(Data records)
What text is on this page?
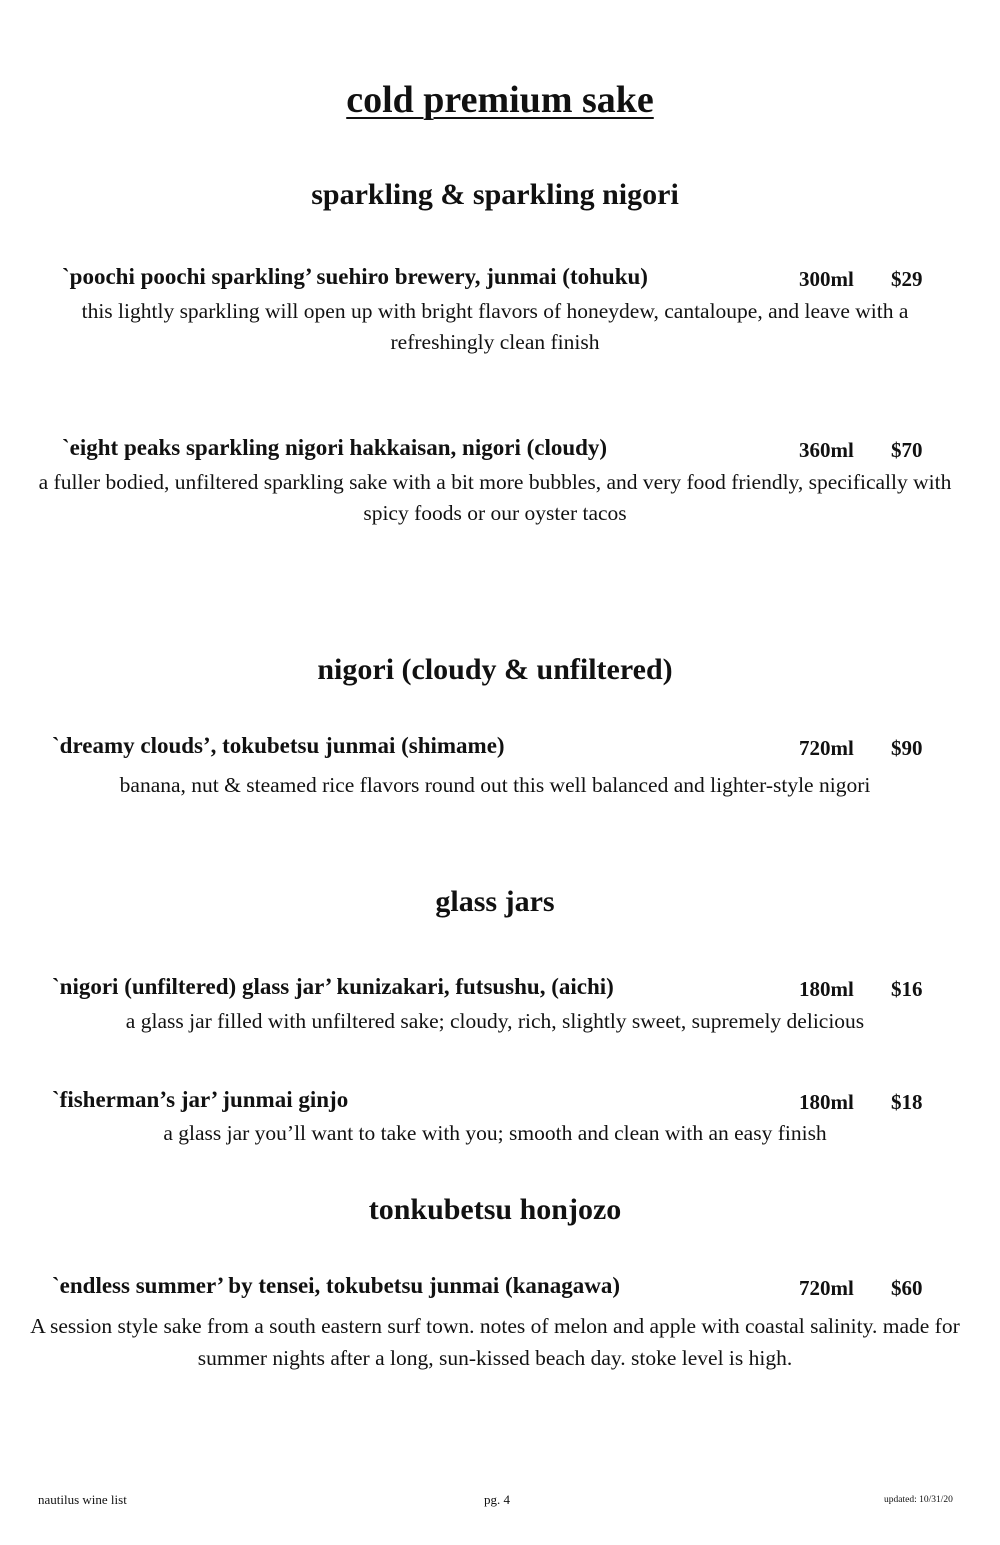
cold premium sake
sparkling & sparkling nigori
`poochi poochi sparkling’ suehiro brewery, junmai (tohuku)	300ml $29
this lightly sparkling will open up with bright flavors of honeydew, cantaloupe, and leave with a refreshingly clean finish
`eight peaks sparkling nigori hakkaisan, nigori (cloudy)	360ml $70
a fuller bodied, unfiltered sparkling sake with a bit more bubbles, and very food friendly, specifically with spicy foods or our oyster tacos
nigori (cloudy & unfiltered)
`dreamy clouds’, tokubetsu junmai (shimame)	720ml $90
banana, nut & steamed rice flavors round out this well balanced and lighter-style nigori
glass jars
`nigori (unfiltered) glass jar’ kunizakari, futsushu, (aichi)	180ml $16
a glass jar filled with unfiltered sake; cloudy, rich, slightly sweet, supremely delicious
`fisherman’s jar’ junmai ginjo	180ml $18
a glass jar you’ll want to take with you; smooth and clean with an easy finish
tonkubetsu honjozo
`endless summer’ by tensei, tokubetsu junmai (kanagawa)	720ml $60
A session style sake from a south eastern surf town. notes of melon and apple with coastal salinity. made for summer nights after a long, sun-kissed beach day. stoke level is high.
nautilus wine list	pg. 4	updated: 10/31/20
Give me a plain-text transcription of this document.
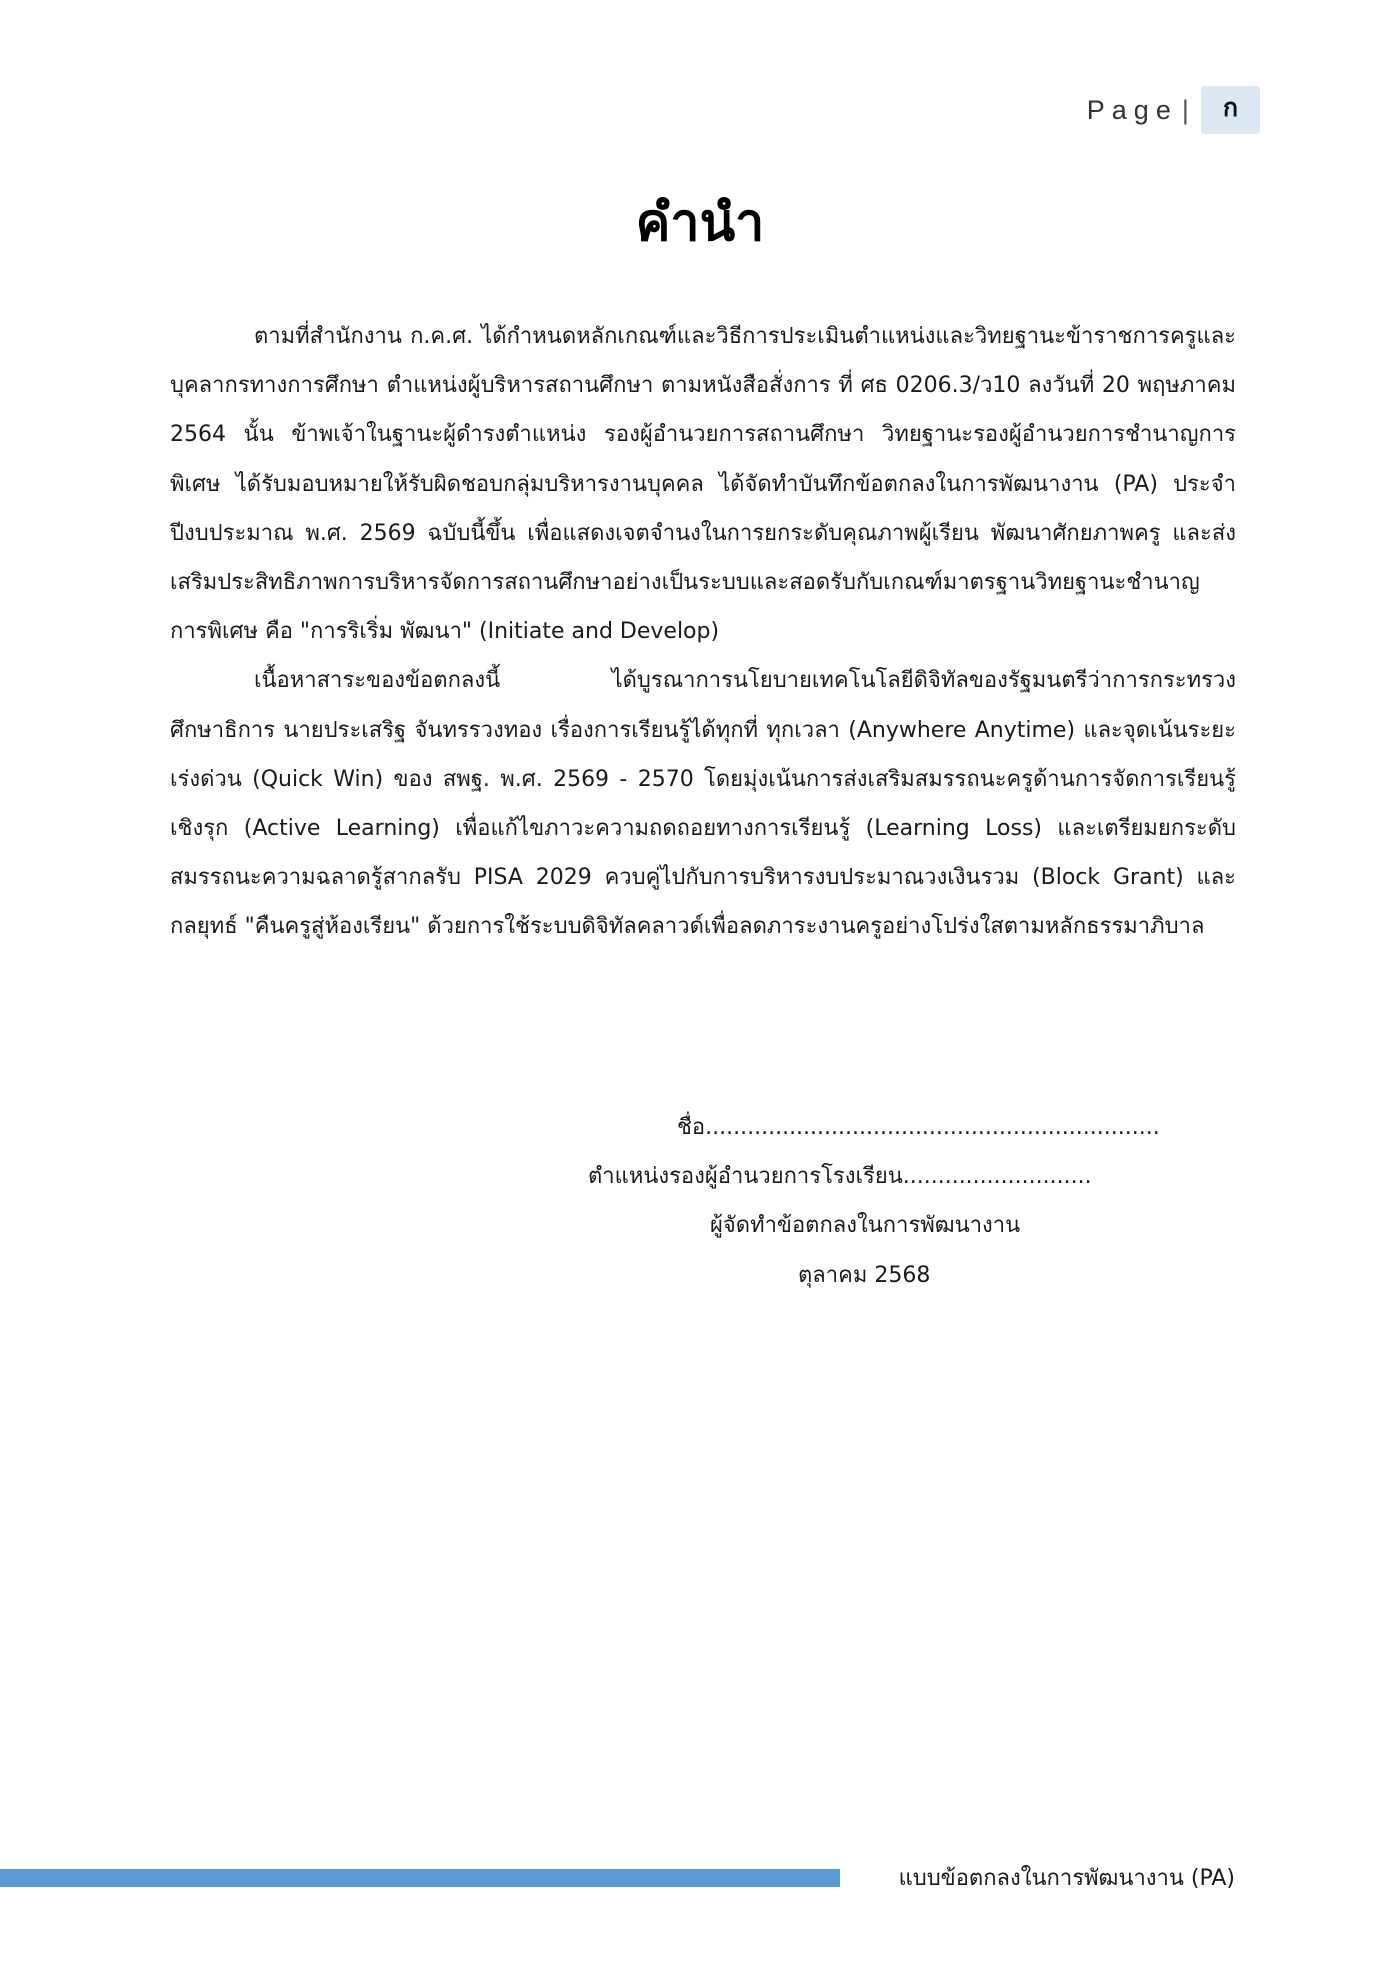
Page |	ก
คำนำ

ตามที่สำนักงาน ก.ค.ศ. ได้กำหนดหลักเกณฑ์และวิธีการประเมินตำแหน่งและวิทยฐานะข้าราชการครูและบุคลากรทางการศึกษา ตำแหน่งผู้บริหารสถานศึกษา ตามหนังสือสั่งการ ที่ ศธ 0206.3/ว10 ลงวันที่ 20 พฤษภาคม 2564 นั้น ข้าพเจ้าในฐานะผู้ดำรงตำแหน่ง รองผู้อำนวยการสถานศึกษา วิทยฐานะรองผู้อำนวยการชำนาญการพิเศษ ได้รับมอบหมายให้รับผิดชอบกลุ่มบริหารงานบุคคล ได้จัดทำบันทึกข้อตกลงในการพัฒนางาน (PA) ประจำปีงบประมาณ พ.ศ. 2569 ฉบับนี้ขึ้น เพื่อแสดงเจตจำนงในการยกระดับคุณภาพผู้เรียน พัฒนาศักยภาพครู และส่งเสริมประสิทธิภาพการบริหารจัดการสถานศึกษาอย่างเป็นระบบและสอดรับกับเกณฑ์มาตรฐานวิทยฐานะชำนาญการพิเศษ คือ "การริเริ่ม พัฒนา" (Initiate and Develop)

เนื้อหาสาระของข้อตกลงนี้ ได้บูรณาการนโยบายเทคโนโลยีดิจิทัลของรัฐมนตรีว่าการกระทรวงศึกษาธิการ นายประเสริฐ จันทรรวงทอง เรื่องการเรียนรู้ได้ทุกที่ ทุกเวลา (Anywhere Anytime) และจุดเน้นระยะเร่งด่วน (Quick Win) ของ สพฐ. พ.ศ. 2569 - 2570 โดยมุ่งเน้นการส่งเสริมสมรรถนะครูด้านการจัดการเรียนรู้เชิงรุก (Active Learning) เพื่อแก้ไขภาวะความถดถอยทางการเรียนรู้ (Learning Loss) และเตรียมยกระดับสมรรถนะความฉลาดรู้สากลรับ PISA 2029 ควบคู่ไปกับการบริหารงบประมาณวงเงินรวม (Block Grant) และกลยุทธ์ "คืนครูสู่ห้องเรียน" ด้วยการใช้ระบบดิจิทัลคลาวด์เพื่อลดภาระงานครูอย่างโปร่งใสตามหลักธรรมาภิบาล

ชื่อ.................................................................
ตำแหน่งรองผู้อำนวยการโรงเรียน...........................
ผู้จัดทำข้อตกลงในการพัฒนางาน
ตุลาคม 2568
แบบข้อตกลงในการพัฒนางาน (PA)
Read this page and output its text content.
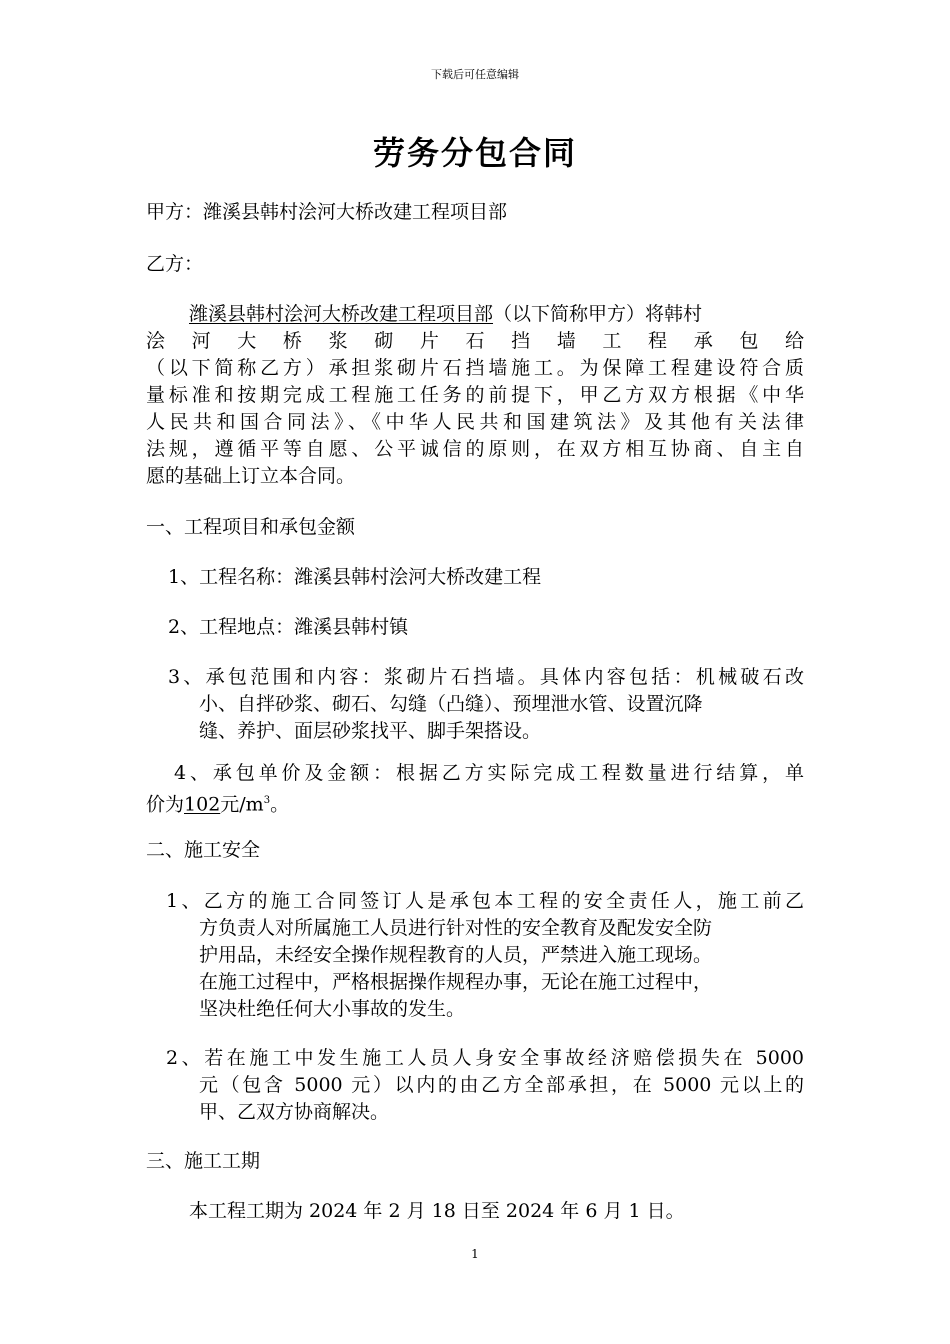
下载后可任意编辑
劳务分包合同
甲方：潍溪县韩村浍河大桥改建工程项目部
乙方：
潍溪县韩村浍河大桥改建工程项目部（以下简称甲方）将韩村
浍河大桥浆砌片石挡墙工程承包给
（以下简称乙方）承担浆砌片石挡墙施工。为保障工程建设符合质
量标准和按期完成工程施工任务的前提下，甲乙方双方根据《中华
人民共和国合同法》、《中华人民共和国建筑法》及其他有关法律
法规，遵循平等自愿、公平诚信的原则，在双方相互协商、自主自
愿的基础上订立本合同。
一、工程项目和承包金额
1、工程名称：潍溪县韩村浍河大桥改建工程
2、工程地点：潍溪县韩村镇
3、承包范围和内容：浆砌片石挡墙。具体内容包括：机械破石改
小、自拌砂浆、砌石、勾缝（凸缝）、预埋泄水管、设置沉降
缝、养护、面层砂浆找平、脚手架搭设。
4、承包单价及金额：根据乙方实际完成工程数量进行结算，单
价为102元$/m^3$。
二、施工安全
1、乙方的施工合同签订人是承包本工程的安全责任人，施工前乙
方负责人对所属施工人员进行针对性的安全教育及配发安全防
护用品，未经安全操作规程教育的人员，严禁进入施工现场。
在施工过程中，严格根据操作规程办事，无论在施工过程中，
坚决杜绝任何大小事故的发生。
2、若在施工中发生施工人员人身安全事故经济赔偿损失在 5000
元（包含 5000 元）以内的由乙方全部承担，在 5000 元以上的
甲、乙双方协商解决。
三、施工工期
本工程工期为 2024 年 2 月 18 日至 2024 年 6 月 1 日。
1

● **Problem details**: Transcribe each entry precisely as given, leaving the pictures out.

● **Reply**:
What text is on this page?
cold premium sake
sparkling & sparkling nigori
`poochi poochi sparkling’ suehiro brewery, junmai (tohuku)	300ml $29
this lightly sparkling will open up with bright flavors of honeydew, cantaloupe, and leave with a refreshingly clean finish
`eight peaks sparkling nigori hakkaisan, nigori (cloudy)	360ml $70
a fuller bodied, unfiltered sparkling sake with a bit more bubbles, and very food friendly, specifically with spicy foods or our oyster tacos
nigori (cloudy & unfiltered)
`dreamy clouds’, tokubetsu junmai (shimame)	720ml $90
banana, nut & steamed rice flavors round out this well balanced and lighter-style nigori
glass jars
`nigori (unfiltered) glass jar’ kunizakari, futsushu, (aichi)	180ml $16
a glass jar filled with unfiltered sake; cloudy, rich, slightly sweet, supremely delicious
`fisherman’s jar’ junmai ginjo	180ml $18
a glass jar you’ll want to take with you; smooth and clean with an easy finish
tonkubetsu honjozo
`endless summer’ by tensei, tokubetsu junmai (kanagawa)	720ml $60
A session style sake from a south eastern surf town. notes of melon and apple with coastal salinity. made for summer nights after a long, sun-kissed beach day. stoke level is high.
nautilus wine list	pg. 4	updated: 10/31/20
Give me a plain-text transcription of this document.
Page |	ก
คำนำ

ตามที่สำนักงาน ก.ค.ศ. ได้กำหนดหลักเกณฑ์และวิธีการประเมินตำแหน่งและวิทยฐานะข้าราชการครูและบุคลากรทางการศึกษา ตำแหน่งผู้บริหารสถานศึกษา ตามหนังสือสั่งการ ที่ ศธ 0206.3/ว10 ลงวันที่ 20 พฤษภาคม 2564 นั้น ข้าพเจ้าในฐานะผู้ดำรงตำแหน่ง รองผู้อำนวยการสถานศึกษา วิทยฐานะรองผู้อำนวยการชำนาญการพิเศษ ได้รับมอบหมายให้รับผิดชอบกลุ่มบริหารงานบุคคล ได้จัดทำบันทึกข้อตกลงในการพัฒนางาน (PA) ประจำปีงบประมาณ พ.ศ. 2569 ฉบับนี้ขึ้น เพื่อแสดงเจตจำนงในการยกระดับคุณภาพผู้เรียน พัฒนาศักยภาพครู และส่งเสริมประสิทธิภาพการบริหารจัดการสถานศึกษาอย่างเป็นระบบและสอดรับกับเกณฑ์มาตรฐานวิทยฐานะชำนาญการพิเศษ คือ "การริเริ่ม พัฒนา" (Initiate and Develop)

เนื้อหาสาระของข้อตกลงนี้ ได้บูรณาการนโยบายเทคโนโลยีดิจิทัลของรัฐมนตรีว่าการกระทรวงศึกษาธิการ นายประเสริฐ จันทรรวงทอง เรื่องการเรียนรู้ได้ทุกที่ ทุกเวลา (Anywhere Anytime) และจุดเน้นระยะเร่งด่วน (Quick Win) ของ สพฐ. พ.ศ. 2569 - 2570 โดยมุ่งเน้นการส่งเสริมสมรรถนะครูด้านการจัดการเรียนรู้เชิงรุก (Active Learning) เพื่อแก้ไขภาวะความถดถอยทางการเรียนรู้ (Learning Loss) และเตรียมยกระดับสมรรถนะความฉลาดรู้สากลรับ PISA 2029 ควบคู่ไปกับการบริหารงบประมาณวงเงินรวม (Block Grant) และกลยุทธ์ "คืนครูสู่ห้องเรียน" ด้วยการใช้ระบบดิจิทัลคลาวด์เพื่อลดภาระงานครูอย่างโปร่งใสตามหลักธรรมาภิบาล

ชื่อ.................................................................
ตำแหน่งรองผู้อำนวยการโรงเรียน...........................
ผู้จัดทำข้อตกลงในการพัฒนางาน
ตุลาคม 2568
แบบข้อตกลงในการพัฒนางาน (PA)
Read this page and output its text content.
下载后可任意编辑
劳务分包合同
甲方：潍溪县韩村浍河大桥改建工程项目部
乙方：
潍溪县韩村浍河大桥改建工程项目部（以下简称甲方）将韩村
浍河大桥浆砌片石挡墙工程承包给
（以下简称乙方）承担浆砌片石挡墙施工。为保障工程建设符合质
量标准和按期完成工程施工任务的前提下，甲乙方双方根据《中华
人民共和国合同法》、《中华人民共和国建筑法》及其他有关法律
法规，遵循平等自愿、公平诚信的原则，在双方相互协商、自主自
愿的基础上订立本合同。
一、工程项目和承包金额
1、工程名称：潍溪县韩村浍河大桥改建工程
2、工程地点：潍溪县韩村镇
3、承包范围和内容：浆砌片石挡墙。具体内容包括：机械破石改
小、自拌砂浆、砌石、勾缝（凸缝）、预埋泄水管、设置沉降
缝、养护、面层砂浆找平、脚手架搭设。
4、承包单价及金额：根据乙方实际完成工程数量进行结算，单
价为102元$/m^3$。
二、施工安全
1、乙方的施工合同签订人是承包本工程的安全责任人，施工前乙
方负责人对所属施工人员进行针对性的安全教育及配发安全防
护用品，未经安全操作规程教育的人员，严禁进入施工现场。
在施工过程中，严格根据操作规程办事，无论在施工过程中，
坚决杜绝任何大小事故的发生。
2、若在施工中发生施工人员人身安全事故经济赔偿损失在 5000
元（包含 5000 元）以内的由乙方全部承担，在 5000 元以上的
甲、乙双方协商解决。
三、施工工期
本工程工期为 2024 年 2 月 18 日至 2024 年 6 月 1 日。
1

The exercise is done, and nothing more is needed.